>> START GIVEN DATA
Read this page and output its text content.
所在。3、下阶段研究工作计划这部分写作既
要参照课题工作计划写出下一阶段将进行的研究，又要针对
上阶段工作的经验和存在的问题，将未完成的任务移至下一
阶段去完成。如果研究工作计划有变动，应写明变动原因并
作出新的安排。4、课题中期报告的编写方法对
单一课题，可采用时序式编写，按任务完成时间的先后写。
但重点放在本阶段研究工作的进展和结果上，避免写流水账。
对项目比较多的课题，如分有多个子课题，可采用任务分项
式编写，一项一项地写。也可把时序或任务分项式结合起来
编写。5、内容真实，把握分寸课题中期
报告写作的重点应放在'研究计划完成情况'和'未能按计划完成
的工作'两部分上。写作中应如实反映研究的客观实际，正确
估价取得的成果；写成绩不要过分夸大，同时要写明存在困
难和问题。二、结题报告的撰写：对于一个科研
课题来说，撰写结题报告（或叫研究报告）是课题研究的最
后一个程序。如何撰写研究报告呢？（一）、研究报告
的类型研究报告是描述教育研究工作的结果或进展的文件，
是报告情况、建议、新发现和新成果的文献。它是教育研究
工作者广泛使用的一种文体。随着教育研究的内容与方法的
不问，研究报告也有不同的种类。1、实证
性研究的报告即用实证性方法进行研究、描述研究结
>> END GIVEN DATA
Word for word, restate all of the data shown above.

■ **EXPECTED OUTPUT**:
Read this page and output its text content.
所在。3、下阶段研究工作计划这部分写作既
要参照课题工作计划写出下一阶段将进行的研究，又要针对
上阶段工作的经验和存在的问题，将未完成的任务移至下一
阶段去完成。如果研究工作计划有变动，应写明变动原因并
作出新的安排。4、课题中期报告的编写方法对
单一课题，可采用时序式编写，按任务完成时间的先后写。
但重点放在本阶段研究工作的进展和结果上，避免写流水账。
对项目比较多的课题，如分有多个子课题，可采用任务分项
式编写，一项一项地写。也可把时序或任务分项式结合起来
编写。5、内容真实，把握分寸课题中期
报告写作的重点应放在'研究计划完成情况'和'未能按计划完成
的工作'两部分上。写作中应如实反映研究的客观实际，正确
估价取得的成果；写成绩不要过分夸大，同时要写明存在困
难和问题。二、结题报告的撰写：对于一个科研
课题来说，撰写结题报告（或叫研究报告）是课题研究的最
后一个程序。如何撰写研究报告呢？（一）、研究报告
的类型研究报告是描述教育研究工作的结果或进展的文件，
是报告情况、建议、新发现和新成果的文献。它是教育研究
工作者广泛使用的一种文体。随着教育研究的内容与方法的
不问，研究报告也有不同的种类。1、实证
性研究的报告即用实证性方法进行研究、描述研究结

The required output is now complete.